[Start TASK MATERIAL]
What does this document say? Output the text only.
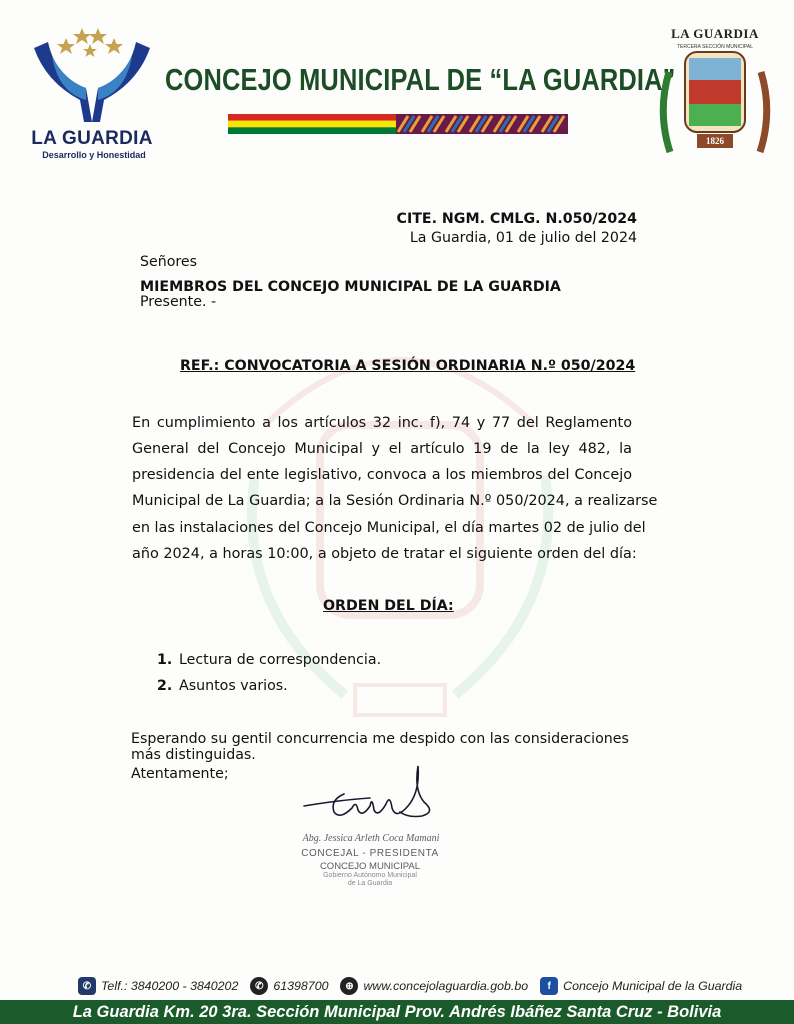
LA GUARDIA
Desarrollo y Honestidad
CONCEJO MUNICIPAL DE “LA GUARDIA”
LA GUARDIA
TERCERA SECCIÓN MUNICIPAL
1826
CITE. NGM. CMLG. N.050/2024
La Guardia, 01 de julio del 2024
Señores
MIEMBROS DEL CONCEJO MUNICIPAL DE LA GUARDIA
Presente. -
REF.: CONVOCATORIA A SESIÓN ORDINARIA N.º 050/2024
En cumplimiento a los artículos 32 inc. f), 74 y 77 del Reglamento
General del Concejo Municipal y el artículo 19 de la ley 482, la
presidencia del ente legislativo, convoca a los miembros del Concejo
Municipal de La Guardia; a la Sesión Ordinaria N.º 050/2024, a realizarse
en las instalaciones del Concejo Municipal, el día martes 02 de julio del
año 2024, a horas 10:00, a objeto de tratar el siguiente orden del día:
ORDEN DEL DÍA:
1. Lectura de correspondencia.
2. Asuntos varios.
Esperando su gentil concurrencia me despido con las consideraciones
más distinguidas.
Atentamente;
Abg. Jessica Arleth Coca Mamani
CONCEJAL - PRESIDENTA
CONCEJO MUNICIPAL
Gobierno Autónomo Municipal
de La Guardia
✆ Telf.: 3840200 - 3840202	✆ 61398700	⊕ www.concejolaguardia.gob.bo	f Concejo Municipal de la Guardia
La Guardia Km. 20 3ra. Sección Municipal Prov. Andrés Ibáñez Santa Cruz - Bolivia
[End TASK MATERIAL]
* [WHAT NEEDS TO BE DONE]: Print each entry shown above with exact wording and no pictures.

* [SOLUTION TO THIS EXERCISE]:
What does this document say? Output the text only.
LA GUARDIA
Desarrollo y Honestidad
CONCEJO MUNICIPAL DE “LA GUARDIA”
LA GUARDIA
TERCERA SECCIÓN MUNICIPAL
1826
CITE. NGM. CMLG. N.050/2024
La Guardia, 01 de julio del 2024
Señores
MIEMBROS DEL CONCEJO MUNICIPAL DE LA GUARDIA
Presente. -
REF.: CONVOCATORIA A SESIÓN ORDINARIA N.º 050/2024
En cumplimiento a los artículos 32 inc. f), 74 y 77 del Reglamento
General del Concejo Municipal y el artículo 19 de la ley 482, la
presidencia del ente legislativo, convoca a los miembros del Concejo
Municipal de La Guardia; a la Sesión Ordinaria N.º 050/2024, a realizarse
en las instalaciones del Concejo Municipal, el día martes 02 de julio del
año 2024, a horas 10:00, a objeto de tratar el siguiente orden del día:
ORDEN DEL DÍA:
1. Lectura de correspondencia.
2. Asuntos varios.
Esperando su gentil concurrencia me despido con las consideraciones
más distinguidas.
Atentamente;
Abg. Jessica Arleth Coca Mamani
CONCEJAL - PRESIDENTA
CONCEJO MUNICIPAL
Gobierno Autónomo Municipal
de La Guardia
✆ Telf.: 3840200 - 3840202	✆ 61398700	⊕ www.concejolaguardia.gob.bo	f Concejo Municipal de la Guardia
La Guardia Km. 20 3ra. Sección Municipal Prov. Andrés Ibáñez Santa Cruz - Bolivia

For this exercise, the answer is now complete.